提取文本:
3.1 WHO 关于疫情相关诊断试剂的政策
WHO在全球开展了“研发蓝图”计划,鼓励研发针对具有潜在疫情风险的病毒诊断试剂。该计划将推动人们更好地了解病毒与人类的关系,填补既往疫情的知识空白,积累更多临床安全性数据,以及监控并预测能够导至新疫情的潜在病毒等。WHO希望“研发蓝图”计划的参与者能够基于相同的集成化平台研发针对几种优先考虑的病毒候选诊断试剂,在疫情大规模流行前完成临床安全性评价,并在疫情初期尽快完成临床有效性评价,从而能够加快病毒疫情诊断试剂由研发到规模化生产的转化速度,以利于能在疫情早期及时提供诊断试剂。
2015 年,WHO发布《在公共卫生紧急情况下候选诊断试剂的紧急使用评估和清单程序指南》,通过EUAL审批的诊断试剂可以供联合国采购机构和WHO会员国的监管机构参考采购和使用[3]。EUAL是WHO在公众健康安全面临严重威胁的情况下启动的特殊审评程序,旨在基于最低限度的质量、安全和性能数据,最大程度地提高诊断试剂的时效性。按照EUAL程序,WHO可以放宽对诊断试剂分析性能数据的要求,如企业在申请时可暂不提交完整的验证和确认实验的数据,而可以在审评过程中另行补充。尽管如此,WHO仍然要求进入EUAL程序的新的诊断试剂提交完整的临床试验数据,用以充分证明其临床有效性。
3.2 美国FDA 关于疫情相关诊断试剂的政策
国FDA在保护美国免受重发、新发病毒疫情的威胁方面发挥着关键作用。2010 年,美国FDA通过与美国疾病控制与预防中心、美国国防部等机构紧密合作,提出了“医疗对策倡议”计划,旨在建立有效的监管政策和机制为疫情相关疫苗、药品和诊断试剂提供灵活明确的监管途径,及时促进相关产品的研发和审批。2013年,美国颁布《2013年流行病和全面灾害准备再授权法案》,以加强国家应对重大疫情的准备。该法案还授权美国FDA可以组建专门下属机构,并开展相关活动,从而建立更高效的疫情应急响应机制,根据疫情防控工作的具体需要提供专业的科学和监管知识,同时促进疫情相关产品的审批[27-28]。

源材料:
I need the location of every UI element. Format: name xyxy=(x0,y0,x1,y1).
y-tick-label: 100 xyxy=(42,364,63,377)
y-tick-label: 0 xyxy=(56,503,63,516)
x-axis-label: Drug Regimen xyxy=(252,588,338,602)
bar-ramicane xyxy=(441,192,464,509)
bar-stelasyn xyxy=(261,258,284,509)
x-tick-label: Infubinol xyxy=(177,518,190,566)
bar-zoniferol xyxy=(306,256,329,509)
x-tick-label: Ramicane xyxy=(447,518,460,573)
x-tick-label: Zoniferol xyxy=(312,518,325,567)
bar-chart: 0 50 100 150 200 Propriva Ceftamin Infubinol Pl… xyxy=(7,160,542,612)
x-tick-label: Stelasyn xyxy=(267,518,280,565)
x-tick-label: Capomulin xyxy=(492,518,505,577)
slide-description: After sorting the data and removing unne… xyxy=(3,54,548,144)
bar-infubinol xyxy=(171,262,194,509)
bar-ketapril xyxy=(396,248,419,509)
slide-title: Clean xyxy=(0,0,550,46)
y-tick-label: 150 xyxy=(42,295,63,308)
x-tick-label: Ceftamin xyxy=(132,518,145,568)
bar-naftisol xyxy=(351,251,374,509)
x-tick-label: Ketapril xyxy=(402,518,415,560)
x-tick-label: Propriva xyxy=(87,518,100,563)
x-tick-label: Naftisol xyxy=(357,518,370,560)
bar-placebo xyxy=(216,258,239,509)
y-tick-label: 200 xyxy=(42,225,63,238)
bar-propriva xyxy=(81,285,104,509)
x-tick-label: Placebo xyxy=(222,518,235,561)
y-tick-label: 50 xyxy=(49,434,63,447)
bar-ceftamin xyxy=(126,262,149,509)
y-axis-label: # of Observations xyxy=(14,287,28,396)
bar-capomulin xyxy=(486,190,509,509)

任务要求 1:
根据提取文本回答以下问题:
(a) WHO在哪一年发布了《在公共卫生紧急情况下候选诊断试剂的紧急使用评估和清单程序指南》?
(b) 2010年,美国FDA与哪些机构紧密合作提出了“医疗对策倡议”计划?
(c) 美国在2013年颁布了哪一部法案?
任务要求 2: 返回提取文本中从“2015 年,WHO发布《在”到“关产品的审批[27-28]。”之间的内容,首尾两处均包括在内,一字不改。
任务要求 3: 用两句话概括提取文本。
作答时只以提取文本为依据。

书面解答 1:
(a) 2015年。
(b) 美国疾病控制与预防中心、美国国防部等机构。
(c) 《2013年流行病和全面灾害准备再授权法案》。

书面解答 2:
2015 年,WHO发布《在公共卫生紧急情况下候选诊断试剂的紧急使用评估和清单程序指南》,通过EUAL审批的诊断试剂可以供联合国采购机构和WHO会员国的监管机构参考采购和使用[3]。EUAL是WHO在公众健康安全面临严重威胁的情况下启动的特殊审评程序,旨在基于最低限度的质量、安全和性能数据,最大程度地提高诊断试剂的时效性。按照EUAL程序,WHO可以放宽对诊断试剂分析性能数据的要求,如企业在申请时可暂不提交完整的验证和确认实验的数据,而可以在审评过程中另行补充。尽管如此,WHO仍然要求进入EUAL程序的新的诊断试剂提交完整的临床试验数据,用以充分证明其临床有效性。
3.2 美国FDA 关于疫情相关诊断试剂的政策
国FDA在保护美国免受重发、新发病毒疫情的威胁方面发挥着关键作用。2010 年,美国FDA通过与美国疾病控制与预防中心、美国国防部等机构紧密合作,提出了“医疗对策倡议”计划,旨在建立有效的监管政策和机制为疫情相关疫苗、药品和诊断试剂提供灵活明确的监管途径,及时促进相关产品的研发和审批。2013年,美国颁布《2013年流行病和全面灾害准备再授权法案》,以加强国家应对重大疫情的准备。该法案还授权美国FDA可以组建专门下属机构,并开展相关活动,从而建立更高效的疫情应急响应机制,根据疫情防控工作的具体需要提供专业的科学和监管知识,同时促进疫情相关产品的审批[27-28]。

书面解答 3: WHO通过“研发蓝图”计划鼓励研发针对潜在疫情病毒的诊断试剂,并于2015年发布指南,设立EUAL特殊审评程序,在放宽分析性能数据要求的同时仍要求提交完整的临床试验数据。美国FDA于2010年与相关机构合作提出“医疗对策倡议”计划,2013年颁布的法案又授权其组建专门下属机构,以建立更高效的疫情应急响应机制并促进相关产品的审批。